Your goal.
Leave out the pictures and repeat the rest of the material exactly.

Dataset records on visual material
++++

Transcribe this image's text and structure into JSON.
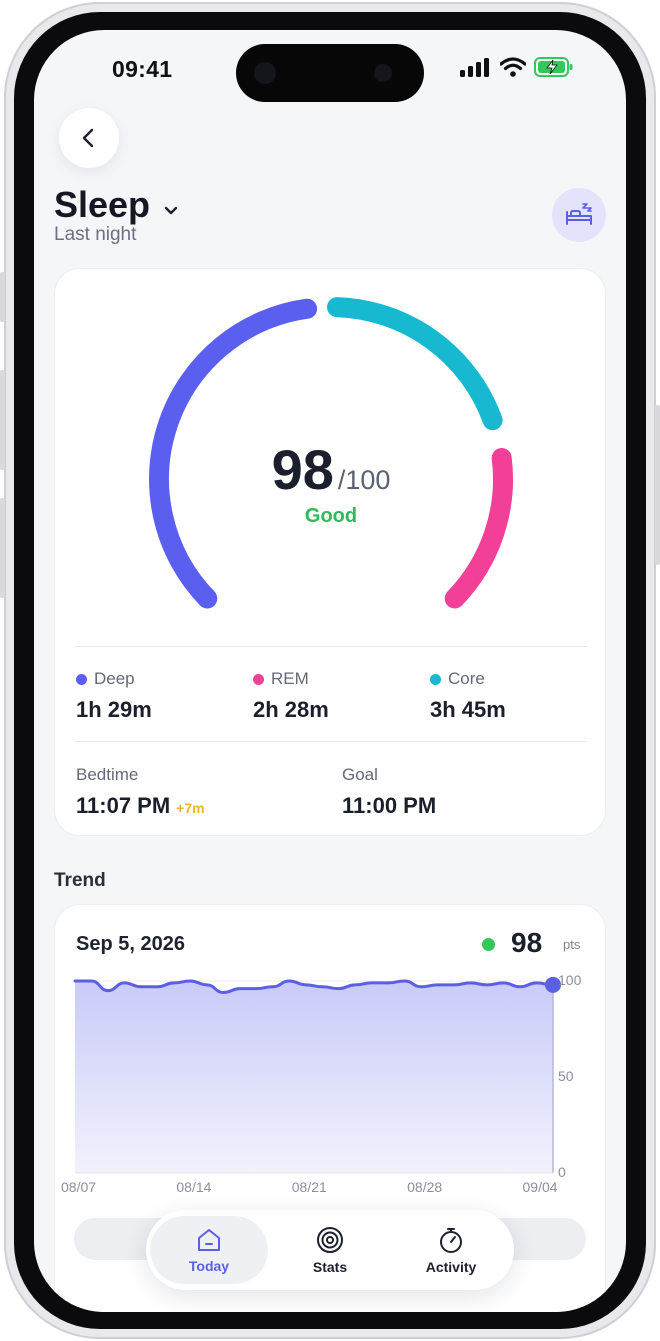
{
  "status_bar": {
    "time": "09:41"
  },
  "header": {
    "title": "Sleep",
    "subtitle": "Last night"
  },
  "colors": {
    "deep": "#5b5ff0",
    "rem": "#f23f98",
    "core": "#17b9d1",
    "good": "#34b95a",
    "accent": "#5b5fe6"
  },
  "score": {
    "value": "98",
    "max": "/100",
    "label": "Good"
  },
  "stages": [
    {
      "name": "Deep",
      "value": "1h 29m"
    },
    {
      "name": "REM",
      "value": "2h 28m"
    },
    {
      "name": "Core",
      "value": "3h 45m"
    }
  ],
  "bedtime": {
    "label": "Bedtime",
    "value": "11:07 PM",
    "delta": "+7m"
  },
  "goal": {
    "label": "Goal",
    "value": "11:00 PM"
  },
  "trend": {
    "section_title": "Trend",
    "date": "Sep 5, 2026",
    "value": "98",
    "unit": "pts"
  },
  "chart_data": {
    "type": "area",
    "x": [
      "08/07",
      "08/08",
      "08/09",
      "08/10",
      "08/11",
      "08/12",
      "08/13",
      "08/14",
      "08/15",
      "08/16",
      "08/17",
      "08/18",
      "08/19",
      "08/20",
      "08/21",
      "08/22",
      "08/23",
      "08/24",
      "08/25",
      "08/26",
      "08/27",
      "08/28",
      "08/29",
      "08/30",
      "08/31",
      "09/01",
      "09/02",
      "09/03",
      "09/04",
      "09/05"
    ],
    "values": [
      100,
      100,
      95,
      99,
      97,
      97,
      99,
      100,
      98,
      94,
      96,
      96,
      97,
      100,
      98,
      97,
      96,
      98,
      99,
      99,
      100,
      97,
      98,
      98,
      99,
      98,
      99,
      97,
      99,
      98
    ],
    "x_ticks": [
      "08/07",
      "08/14",
      "08/21",
      "08/28",
      "09/04"
    ],
    "y_ticks": [
      "100",
      "50",
      "0"
    ],
    "ylim": [
      0,
      100
    ]
  },
  "tabbar": {
    "tabs": [
      {
        "label": "Today"
      },
      {
        "label": "Stats"
      },
      {
        "label": "Activity"
      }
    ]
  }
}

++++

Solution to this problem.
Transcribe this image's text and structure into JSON.
{
  "status_bar": {
    "time": "09:41"
  },
  "header": {
    "title": "Sleep",
    "subtitle": "Last night"
  },
  "colors": {
    "deep": "#5b5ff0",
    "rem": "#f23f98",
    "core": "#17b9d1",
    "good": "#34b95a",
    "accent": "#5b5fe6"
  },
  "score": {
    "value": "98",
    "max": "/100",
    "label": "Good"
  },
  "stages": [
    {
      "name": "Deep",
      "value": "1h 29m"
    },
    {
      "name": "REM",
      "value": "2h 28m"
    },
    {
      "name": "Core",
      "value": "3h 45m"
    }
  ],
  "bedtime": {
    "label": "Bedtime",
    "value": "11:07 PM",
    "delta": "+7m"
  },
  "goal": {
    "label": "Goal",
    "value": "11:00 PM"
  },
  "trend": {
    "section_title": "Trend",
    "date": "Sep 5, 2026",
    "value": "98",
    "unit": "pts"
  },
  "chart_data": {
    "type": "area",
    "x": [
      "08/07",
      "08/08",
      "08/09",
      "08/10",
      "08/11",
      "08/12",
      "08/13",
      "08/14",
      "08/15",
      "08/16",
      "08/17",
      "08/18",
      "08/19",
      "08/20",
      "08/21",
      "08/22",
      "08/23",
      "08/24",
      "08/25",
      "08/26",
      "08/27",
      "08/28",
      "08/29",
      "08/30",
      "08/31",
      "09/01",
      "09/02",
      "09/03",
      "09/04",
      "09/05"
    ],
    "values": [
      100,
      100,
      95,
      99,
      97,
      97,
      99,
      100,
      98,
      94,
      96,
      96,
      97,
      100,
      98,
      97,
      96,
      98,
      99,
      99,
      100,
      97,
      98,
      98,
      99,
      98,
      99,
      97,
      99,
      98
    ],
    "x_ticks": [
      "08/07",
      "08/14",
      "08/21",
      "08/28",
      "09/04"
    ],
    "y_ticks": [
      "100",
      "50",
      "0"
    ],
    "ylim": [
      0,
      100
    ]
  },
  "tabbar": {
    "tabs": [
      {
        "label": "Today"
      },
      {
        "label": "Stats"
      },
      {
        "label": "Activity"
      }
    ]
  }
}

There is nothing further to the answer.